The records should be written out in full, with nothing altered.

[START Material provided]

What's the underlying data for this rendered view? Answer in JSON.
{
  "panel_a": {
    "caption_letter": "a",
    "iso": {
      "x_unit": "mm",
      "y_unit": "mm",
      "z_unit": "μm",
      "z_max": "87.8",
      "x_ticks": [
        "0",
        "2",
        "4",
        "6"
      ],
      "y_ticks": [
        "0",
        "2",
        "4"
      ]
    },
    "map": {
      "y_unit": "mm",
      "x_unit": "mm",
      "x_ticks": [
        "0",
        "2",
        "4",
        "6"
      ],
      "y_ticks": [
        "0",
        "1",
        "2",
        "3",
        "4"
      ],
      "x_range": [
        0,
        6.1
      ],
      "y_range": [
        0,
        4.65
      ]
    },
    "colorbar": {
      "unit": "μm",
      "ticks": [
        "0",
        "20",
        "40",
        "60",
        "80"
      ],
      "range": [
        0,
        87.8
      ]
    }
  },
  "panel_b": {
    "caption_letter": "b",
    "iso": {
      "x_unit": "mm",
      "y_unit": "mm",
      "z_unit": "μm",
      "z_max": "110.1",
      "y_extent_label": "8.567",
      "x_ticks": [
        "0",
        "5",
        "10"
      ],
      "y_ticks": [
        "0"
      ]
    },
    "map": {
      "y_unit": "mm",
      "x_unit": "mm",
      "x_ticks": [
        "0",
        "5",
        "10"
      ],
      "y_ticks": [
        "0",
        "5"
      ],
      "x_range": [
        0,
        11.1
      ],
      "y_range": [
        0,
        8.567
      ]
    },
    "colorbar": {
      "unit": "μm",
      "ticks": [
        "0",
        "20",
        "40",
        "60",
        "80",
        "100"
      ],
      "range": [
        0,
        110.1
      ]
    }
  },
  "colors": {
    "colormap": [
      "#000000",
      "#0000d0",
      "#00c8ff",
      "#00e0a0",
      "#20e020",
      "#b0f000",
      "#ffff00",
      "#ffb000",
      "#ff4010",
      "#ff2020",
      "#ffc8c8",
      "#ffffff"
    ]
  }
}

[END Material provided]

◆ Result of the task ◆
What's the underlying data for this rendered view? Answer in JSON.
{
  "panel_a": {
    "caption_letter": "a",
    "iso": {
      "x_unit": "mm",
      "y_unit": "mm",
      "z_unit": "μm",
      "z_max": "87.8",
      "x_ticks": [
        "0",
        "2",
        "4",
        "6"
      ],
      "y_ticks": [
        "0",
        "2",
        "4"
      ]
    },
    "map": {
      "y_unit": "mm",
      "x_unit": "mm",
      "x_ticks": [
        "0",
        "2",
        "4",
        "6"
      ],
      "y_ticks": [
        "0",
        "1",
        "2",
        "3",
        "4"
      ],
      "x_range": [
        0,
        6.1
      ],
      "y_range": [
        0,
        4.65
      ]
    },
    "colorbar": {
      "unit": "μm",
      "ticks": [
        "0",
        "20",
        "40",
        "60",
        "80"
      ],
      "range": [
        0,
        87.8
      ]
    }
  },
  "panel_b": {
    "caption_letter": "b",
    "iso": {
      "x_unit": "mm",
      "y_unit": "mm",
      "z_unit": "μm",
      "z_max": "110.1",
      "y_extent_label": "8.567",
      "x_ticks": [
        "0",
        "5",
        "10"
      ],
      "y_ticks": [
        "0"
      ]
    },
    "map": {
      "y_unit": "mm",
      "x_unit": "mm",
      "x_ticks": [
        "0",
        "5",
        "10"
      ],
      "y_ticks": [
        "0",
        "5"
      ],
      "x_range": [
        0,
        11.1
      ],
      "y_range": [
        0,
        8.567
      ]
    },
    "colorbar": {
      "unit": "μm",
      "ticks": [
        "0",
        "20",
        "40",
        "60",
        "80",
        "100"
      ],
      "range": [
        0,
        110.1
      ]
    }
  },
  "colors": {
    "colormap": [
      "#000000",
      "#0000d0",
      "#00c8ff",
      "#00e0a0",
      "#20e020",
      "#b0f000",
      "#ffff00",
      "#ffb000",
      "#ff4010",
      "#ff2020",
      "#ffc8c8",
      "#ffffff"
    ]
  }
}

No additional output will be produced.